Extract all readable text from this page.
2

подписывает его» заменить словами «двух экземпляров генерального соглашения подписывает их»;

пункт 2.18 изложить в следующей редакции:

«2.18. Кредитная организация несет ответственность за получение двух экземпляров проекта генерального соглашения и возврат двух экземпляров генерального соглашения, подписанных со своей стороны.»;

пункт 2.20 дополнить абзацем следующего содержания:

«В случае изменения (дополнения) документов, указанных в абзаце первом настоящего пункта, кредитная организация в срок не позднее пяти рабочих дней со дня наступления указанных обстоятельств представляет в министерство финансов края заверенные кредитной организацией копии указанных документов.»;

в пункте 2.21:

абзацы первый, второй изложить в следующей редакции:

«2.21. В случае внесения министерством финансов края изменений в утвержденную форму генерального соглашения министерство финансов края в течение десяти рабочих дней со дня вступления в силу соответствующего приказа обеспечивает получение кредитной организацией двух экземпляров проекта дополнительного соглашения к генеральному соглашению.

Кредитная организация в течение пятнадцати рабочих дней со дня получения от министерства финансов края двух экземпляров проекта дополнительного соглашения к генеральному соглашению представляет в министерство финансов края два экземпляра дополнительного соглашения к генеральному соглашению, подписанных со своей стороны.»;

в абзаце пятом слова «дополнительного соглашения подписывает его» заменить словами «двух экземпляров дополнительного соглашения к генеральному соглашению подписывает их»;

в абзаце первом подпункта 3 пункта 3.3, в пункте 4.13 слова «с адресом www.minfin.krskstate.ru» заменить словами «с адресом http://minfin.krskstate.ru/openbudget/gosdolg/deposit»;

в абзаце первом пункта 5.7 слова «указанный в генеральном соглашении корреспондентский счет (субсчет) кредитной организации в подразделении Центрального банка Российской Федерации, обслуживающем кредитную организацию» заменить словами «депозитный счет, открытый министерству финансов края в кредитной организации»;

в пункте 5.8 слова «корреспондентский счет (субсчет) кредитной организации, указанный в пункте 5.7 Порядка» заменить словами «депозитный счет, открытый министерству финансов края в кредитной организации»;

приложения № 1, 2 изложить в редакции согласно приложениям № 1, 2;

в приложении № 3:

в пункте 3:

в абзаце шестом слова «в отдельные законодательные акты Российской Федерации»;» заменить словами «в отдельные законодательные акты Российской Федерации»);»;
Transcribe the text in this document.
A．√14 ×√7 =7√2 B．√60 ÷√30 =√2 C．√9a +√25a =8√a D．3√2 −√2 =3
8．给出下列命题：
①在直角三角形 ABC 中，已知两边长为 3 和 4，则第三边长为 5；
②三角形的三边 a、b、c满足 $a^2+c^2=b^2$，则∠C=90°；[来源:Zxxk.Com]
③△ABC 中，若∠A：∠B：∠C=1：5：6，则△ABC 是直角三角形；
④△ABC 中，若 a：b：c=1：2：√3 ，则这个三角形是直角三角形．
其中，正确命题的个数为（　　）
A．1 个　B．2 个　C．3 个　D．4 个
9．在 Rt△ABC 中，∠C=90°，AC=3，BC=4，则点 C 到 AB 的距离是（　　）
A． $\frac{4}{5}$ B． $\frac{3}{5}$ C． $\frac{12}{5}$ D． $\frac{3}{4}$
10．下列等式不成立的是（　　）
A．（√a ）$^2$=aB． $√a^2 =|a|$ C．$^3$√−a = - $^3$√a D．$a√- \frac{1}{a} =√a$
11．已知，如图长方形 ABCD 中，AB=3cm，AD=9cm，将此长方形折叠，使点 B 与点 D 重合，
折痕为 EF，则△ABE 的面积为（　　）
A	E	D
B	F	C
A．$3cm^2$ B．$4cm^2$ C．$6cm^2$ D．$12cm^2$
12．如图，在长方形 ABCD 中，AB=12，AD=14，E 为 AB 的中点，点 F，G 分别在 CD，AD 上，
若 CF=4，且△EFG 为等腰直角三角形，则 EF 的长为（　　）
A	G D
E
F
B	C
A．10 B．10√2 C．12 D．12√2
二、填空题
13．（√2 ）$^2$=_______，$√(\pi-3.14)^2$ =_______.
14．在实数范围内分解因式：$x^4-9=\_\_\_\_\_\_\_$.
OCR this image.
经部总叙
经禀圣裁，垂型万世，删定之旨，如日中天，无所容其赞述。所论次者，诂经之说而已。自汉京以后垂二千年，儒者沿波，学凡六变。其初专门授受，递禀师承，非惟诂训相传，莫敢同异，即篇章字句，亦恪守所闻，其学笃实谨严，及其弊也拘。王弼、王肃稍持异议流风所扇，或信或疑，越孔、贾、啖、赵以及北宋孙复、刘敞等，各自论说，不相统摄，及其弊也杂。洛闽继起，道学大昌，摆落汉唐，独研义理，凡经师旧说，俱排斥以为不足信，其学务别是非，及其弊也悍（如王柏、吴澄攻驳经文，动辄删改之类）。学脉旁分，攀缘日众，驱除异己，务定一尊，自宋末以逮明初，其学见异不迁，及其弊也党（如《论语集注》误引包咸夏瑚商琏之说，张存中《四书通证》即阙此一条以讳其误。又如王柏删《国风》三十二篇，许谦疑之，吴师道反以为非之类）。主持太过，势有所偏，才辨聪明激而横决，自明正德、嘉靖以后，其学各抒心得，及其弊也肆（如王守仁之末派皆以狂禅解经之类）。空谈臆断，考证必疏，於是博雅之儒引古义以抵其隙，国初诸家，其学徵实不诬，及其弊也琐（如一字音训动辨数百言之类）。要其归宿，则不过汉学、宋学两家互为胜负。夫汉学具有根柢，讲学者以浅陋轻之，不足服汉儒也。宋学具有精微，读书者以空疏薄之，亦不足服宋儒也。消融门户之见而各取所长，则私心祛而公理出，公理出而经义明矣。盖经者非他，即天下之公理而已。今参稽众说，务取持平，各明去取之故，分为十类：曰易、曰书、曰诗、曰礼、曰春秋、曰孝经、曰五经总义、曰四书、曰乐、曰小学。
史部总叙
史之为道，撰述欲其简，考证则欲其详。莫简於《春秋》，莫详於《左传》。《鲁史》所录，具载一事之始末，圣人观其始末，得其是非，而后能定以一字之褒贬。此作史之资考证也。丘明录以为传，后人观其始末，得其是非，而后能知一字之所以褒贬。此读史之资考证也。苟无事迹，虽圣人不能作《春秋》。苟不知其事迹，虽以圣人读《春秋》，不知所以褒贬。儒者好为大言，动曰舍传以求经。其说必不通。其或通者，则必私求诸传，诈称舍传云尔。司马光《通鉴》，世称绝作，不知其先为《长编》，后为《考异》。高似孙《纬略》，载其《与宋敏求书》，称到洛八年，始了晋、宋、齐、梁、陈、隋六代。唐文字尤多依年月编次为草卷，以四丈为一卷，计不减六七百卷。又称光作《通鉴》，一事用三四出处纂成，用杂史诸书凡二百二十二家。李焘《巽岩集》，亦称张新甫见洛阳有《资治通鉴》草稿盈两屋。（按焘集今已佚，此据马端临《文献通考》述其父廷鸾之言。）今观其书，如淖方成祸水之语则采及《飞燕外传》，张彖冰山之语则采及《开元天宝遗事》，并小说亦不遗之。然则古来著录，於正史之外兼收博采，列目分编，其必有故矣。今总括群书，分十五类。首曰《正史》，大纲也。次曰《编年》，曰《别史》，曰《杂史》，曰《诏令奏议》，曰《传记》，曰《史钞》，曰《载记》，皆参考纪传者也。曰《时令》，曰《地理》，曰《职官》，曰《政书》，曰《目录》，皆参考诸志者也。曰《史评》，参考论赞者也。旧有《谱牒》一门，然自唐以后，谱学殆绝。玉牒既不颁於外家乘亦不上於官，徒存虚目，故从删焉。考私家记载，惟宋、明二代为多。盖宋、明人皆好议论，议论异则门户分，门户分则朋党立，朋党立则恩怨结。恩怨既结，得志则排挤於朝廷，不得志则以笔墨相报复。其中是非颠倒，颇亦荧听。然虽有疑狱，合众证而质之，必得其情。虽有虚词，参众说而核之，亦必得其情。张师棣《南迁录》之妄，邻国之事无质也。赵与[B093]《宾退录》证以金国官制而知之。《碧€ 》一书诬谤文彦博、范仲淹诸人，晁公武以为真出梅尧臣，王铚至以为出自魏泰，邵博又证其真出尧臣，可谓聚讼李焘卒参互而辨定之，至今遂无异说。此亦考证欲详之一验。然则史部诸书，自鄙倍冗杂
□ □ □ □ □
- _TASK GOAL_:
Return every line containing "Российской".

- _WRITTEN ANSWER_:
в абзаце первом пункта 5.7 слова «указанный в генеральном соглашении корреспондентский счет (субсчет) кредитной организации в подразделении Центрального банка Российской Федерации, обслуживающем кредитную организацию» заменить словами «депозитный счет, открытый министерству финансов края в кредитной организации»;
в абзаце шестом слова «в отдельные законодательные акты Российской Федерации»;» заменить словами «в отдельные законодательные акты Российской Федерации»);»;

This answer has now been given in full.